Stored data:
*-*-*
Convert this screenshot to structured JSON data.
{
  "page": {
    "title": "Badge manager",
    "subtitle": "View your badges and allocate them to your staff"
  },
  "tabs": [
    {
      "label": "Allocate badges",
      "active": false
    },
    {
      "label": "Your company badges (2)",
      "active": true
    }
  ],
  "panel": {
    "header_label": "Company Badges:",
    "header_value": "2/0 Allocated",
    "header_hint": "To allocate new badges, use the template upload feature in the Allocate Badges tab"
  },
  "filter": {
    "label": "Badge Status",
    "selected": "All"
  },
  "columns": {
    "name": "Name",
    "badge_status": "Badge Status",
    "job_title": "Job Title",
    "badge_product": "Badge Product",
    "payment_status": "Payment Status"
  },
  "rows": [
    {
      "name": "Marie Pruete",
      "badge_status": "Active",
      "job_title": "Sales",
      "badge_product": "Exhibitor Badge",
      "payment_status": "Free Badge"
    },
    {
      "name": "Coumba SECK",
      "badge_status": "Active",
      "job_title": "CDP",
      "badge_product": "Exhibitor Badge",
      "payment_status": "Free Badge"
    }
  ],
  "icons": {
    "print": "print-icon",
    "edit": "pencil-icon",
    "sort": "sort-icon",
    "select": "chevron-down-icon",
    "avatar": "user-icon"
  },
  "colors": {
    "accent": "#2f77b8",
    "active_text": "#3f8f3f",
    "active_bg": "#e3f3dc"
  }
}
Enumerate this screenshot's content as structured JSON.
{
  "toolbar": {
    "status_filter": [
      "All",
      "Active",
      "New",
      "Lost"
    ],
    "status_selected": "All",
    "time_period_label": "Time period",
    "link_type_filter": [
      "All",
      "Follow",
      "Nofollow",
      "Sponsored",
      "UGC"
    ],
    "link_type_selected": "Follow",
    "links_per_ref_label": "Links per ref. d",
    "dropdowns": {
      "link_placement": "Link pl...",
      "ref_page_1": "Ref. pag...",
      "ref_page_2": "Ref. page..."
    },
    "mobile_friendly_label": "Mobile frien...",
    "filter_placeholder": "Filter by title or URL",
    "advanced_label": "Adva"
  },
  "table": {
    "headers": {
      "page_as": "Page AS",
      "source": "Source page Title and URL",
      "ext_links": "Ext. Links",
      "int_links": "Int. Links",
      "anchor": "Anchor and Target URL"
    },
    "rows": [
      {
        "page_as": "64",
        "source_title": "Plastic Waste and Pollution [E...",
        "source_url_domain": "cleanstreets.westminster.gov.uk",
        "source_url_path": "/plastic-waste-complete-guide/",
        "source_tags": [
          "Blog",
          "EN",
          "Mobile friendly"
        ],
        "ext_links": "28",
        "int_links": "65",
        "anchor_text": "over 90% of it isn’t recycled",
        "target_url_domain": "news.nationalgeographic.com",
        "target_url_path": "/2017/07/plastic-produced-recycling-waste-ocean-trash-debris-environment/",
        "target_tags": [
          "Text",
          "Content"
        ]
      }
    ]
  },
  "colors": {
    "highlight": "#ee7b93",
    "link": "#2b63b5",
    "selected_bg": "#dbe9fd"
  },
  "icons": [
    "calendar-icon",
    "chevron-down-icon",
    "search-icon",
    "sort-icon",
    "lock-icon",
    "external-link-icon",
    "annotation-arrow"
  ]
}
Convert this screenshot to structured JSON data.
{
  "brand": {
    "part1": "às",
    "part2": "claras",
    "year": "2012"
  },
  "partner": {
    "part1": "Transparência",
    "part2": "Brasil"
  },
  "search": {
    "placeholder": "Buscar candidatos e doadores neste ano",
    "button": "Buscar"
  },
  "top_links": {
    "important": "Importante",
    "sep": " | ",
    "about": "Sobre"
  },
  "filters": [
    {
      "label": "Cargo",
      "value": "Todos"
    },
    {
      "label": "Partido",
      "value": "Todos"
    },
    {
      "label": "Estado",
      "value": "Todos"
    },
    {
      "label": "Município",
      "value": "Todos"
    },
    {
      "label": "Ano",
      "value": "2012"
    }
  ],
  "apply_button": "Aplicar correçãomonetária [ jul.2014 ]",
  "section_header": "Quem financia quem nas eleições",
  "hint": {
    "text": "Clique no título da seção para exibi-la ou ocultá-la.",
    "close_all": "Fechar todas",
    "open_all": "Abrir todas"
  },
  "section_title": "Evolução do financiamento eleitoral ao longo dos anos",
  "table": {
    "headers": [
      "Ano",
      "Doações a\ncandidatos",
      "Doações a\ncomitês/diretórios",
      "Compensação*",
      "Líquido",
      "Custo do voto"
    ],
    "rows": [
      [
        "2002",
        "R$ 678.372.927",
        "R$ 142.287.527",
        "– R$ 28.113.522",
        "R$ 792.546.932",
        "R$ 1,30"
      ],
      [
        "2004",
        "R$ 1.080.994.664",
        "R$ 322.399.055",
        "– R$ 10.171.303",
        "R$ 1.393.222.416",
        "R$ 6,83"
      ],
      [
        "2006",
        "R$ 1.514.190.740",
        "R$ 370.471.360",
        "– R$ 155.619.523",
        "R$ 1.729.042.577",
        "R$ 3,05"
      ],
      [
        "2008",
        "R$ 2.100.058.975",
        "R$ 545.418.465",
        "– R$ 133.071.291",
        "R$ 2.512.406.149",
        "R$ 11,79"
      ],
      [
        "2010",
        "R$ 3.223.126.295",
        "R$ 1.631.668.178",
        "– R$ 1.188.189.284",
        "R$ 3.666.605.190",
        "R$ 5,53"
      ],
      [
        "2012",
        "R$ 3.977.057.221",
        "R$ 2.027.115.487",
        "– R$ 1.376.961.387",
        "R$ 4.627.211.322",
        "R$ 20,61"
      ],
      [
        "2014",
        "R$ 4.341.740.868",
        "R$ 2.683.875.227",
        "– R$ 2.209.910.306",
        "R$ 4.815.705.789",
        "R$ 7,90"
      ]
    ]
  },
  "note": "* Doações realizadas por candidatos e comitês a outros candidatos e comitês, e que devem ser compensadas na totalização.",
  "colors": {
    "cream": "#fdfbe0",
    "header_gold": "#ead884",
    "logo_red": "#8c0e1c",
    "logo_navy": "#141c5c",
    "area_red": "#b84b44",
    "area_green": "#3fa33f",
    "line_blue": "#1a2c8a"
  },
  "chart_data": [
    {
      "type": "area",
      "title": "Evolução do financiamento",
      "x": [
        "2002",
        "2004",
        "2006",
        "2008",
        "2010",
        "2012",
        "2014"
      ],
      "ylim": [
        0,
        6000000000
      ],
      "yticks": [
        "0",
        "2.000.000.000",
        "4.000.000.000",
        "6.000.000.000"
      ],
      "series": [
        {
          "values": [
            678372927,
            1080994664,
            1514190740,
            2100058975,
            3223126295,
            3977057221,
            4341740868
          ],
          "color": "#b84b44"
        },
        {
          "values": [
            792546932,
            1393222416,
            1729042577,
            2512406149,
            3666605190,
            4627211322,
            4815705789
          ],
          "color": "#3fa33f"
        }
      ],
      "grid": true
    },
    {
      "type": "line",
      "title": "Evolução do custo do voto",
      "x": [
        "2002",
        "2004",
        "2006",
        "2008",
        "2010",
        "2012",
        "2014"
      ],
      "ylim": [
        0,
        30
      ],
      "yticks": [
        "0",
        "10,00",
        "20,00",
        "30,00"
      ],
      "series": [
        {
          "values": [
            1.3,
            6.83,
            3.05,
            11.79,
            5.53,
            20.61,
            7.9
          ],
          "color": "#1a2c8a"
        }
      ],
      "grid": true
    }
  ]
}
*-*-*
_TASK DESCRIPTION_
The answer is a single number: how many lines include the word "Buscar"?

_ANSWER_
2